**Given passage:**

*** Block opens ***

I had this issue with a client last week, the system was Exchange 2010 with a 2 node Database Availability Group (DAG) setup. One of the Exchange nodes had gone offline and this would be permanent as the failure was catastrophic. I checked that the second node had kicked into action but it had not. The mailbox database was down and upon checking the replication status of the mailbox database to the second node the copy queue was at 9223372036854775766.
Because of this when I tried to force fail over I was greeted with the following error.
I was pretty confident that no mail would be lost as all my clients are in cached mode so upon reconnecting to the CAS server they would sync mail backup to to second mailbox server.
Upon running the command mentioned in the error I was again greeted with red warning errors stating the that it could not start the Microsoft Exchange Search Indexing service on the failed node…that’s because it does not exist anymore, great.
To get around this we need to add a few extra flags to the command above. They are as below.

*** Block closes ***

**Task to complete:**
Decide whether each statement agrees with the account of the Exchange 2010 failure, answering yes or no and quoting the deciding words: (a) The Database Availability Group had two nodes. (b) The second node took over on its own when the first went offline. (c) The writer's clients all ran in cached mode.

Dataset entries:
*** Block opens ***

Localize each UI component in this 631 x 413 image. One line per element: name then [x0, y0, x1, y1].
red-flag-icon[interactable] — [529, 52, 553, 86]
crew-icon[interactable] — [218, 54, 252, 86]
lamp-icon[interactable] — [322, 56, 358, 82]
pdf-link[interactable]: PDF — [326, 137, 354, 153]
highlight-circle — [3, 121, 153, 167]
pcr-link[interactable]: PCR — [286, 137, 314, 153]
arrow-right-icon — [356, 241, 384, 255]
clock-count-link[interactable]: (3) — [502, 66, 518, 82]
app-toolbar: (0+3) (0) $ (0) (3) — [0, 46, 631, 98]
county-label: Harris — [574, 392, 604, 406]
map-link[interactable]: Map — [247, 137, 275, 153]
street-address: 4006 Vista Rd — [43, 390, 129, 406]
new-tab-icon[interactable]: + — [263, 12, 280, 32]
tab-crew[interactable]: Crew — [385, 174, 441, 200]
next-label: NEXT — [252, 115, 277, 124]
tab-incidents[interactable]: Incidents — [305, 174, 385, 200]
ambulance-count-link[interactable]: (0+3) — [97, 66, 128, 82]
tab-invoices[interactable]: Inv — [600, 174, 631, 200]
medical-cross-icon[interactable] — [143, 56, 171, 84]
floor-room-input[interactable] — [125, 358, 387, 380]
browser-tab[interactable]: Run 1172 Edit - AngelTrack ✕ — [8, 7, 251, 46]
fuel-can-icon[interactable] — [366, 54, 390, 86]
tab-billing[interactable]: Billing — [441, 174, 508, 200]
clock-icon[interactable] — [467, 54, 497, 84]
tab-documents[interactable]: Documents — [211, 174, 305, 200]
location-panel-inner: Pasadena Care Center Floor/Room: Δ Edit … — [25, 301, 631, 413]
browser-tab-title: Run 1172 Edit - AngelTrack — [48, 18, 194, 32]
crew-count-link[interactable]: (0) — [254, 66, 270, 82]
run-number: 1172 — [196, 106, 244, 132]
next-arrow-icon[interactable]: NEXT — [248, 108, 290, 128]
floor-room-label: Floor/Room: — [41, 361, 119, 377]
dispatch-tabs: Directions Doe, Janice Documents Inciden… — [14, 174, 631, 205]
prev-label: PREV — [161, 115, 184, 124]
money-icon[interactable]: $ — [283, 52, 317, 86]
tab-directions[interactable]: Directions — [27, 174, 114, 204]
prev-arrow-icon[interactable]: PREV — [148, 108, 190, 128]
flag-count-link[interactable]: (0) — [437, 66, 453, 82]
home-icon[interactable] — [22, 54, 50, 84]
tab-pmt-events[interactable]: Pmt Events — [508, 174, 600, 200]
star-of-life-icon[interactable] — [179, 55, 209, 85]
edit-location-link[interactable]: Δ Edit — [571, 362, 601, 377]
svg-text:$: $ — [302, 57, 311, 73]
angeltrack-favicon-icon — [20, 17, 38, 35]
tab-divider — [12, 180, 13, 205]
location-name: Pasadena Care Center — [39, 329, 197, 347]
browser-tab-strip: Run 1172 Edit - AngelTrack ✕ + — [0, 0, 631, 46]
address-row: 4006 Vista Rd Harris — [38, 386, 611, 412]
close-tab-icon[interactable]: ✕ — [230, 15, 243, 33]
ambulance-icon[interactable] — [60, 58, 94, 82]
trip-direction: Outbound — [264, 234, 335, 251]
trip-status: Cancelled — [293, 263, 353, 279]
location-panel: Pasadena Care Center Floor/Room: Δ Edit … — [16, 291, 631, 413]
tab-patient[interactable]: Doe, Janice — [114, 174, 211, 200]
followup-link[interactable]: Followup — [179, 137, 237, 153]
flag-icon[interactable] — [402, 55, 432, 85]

*** Block closes ***

**Result:**
(a) Yes: "a 2 node Database Availability Group (DAG) setup"
(b) No: "I checked that the second node had kicked into action but it had not."
(c) Yes: "all my clients are in cached mode"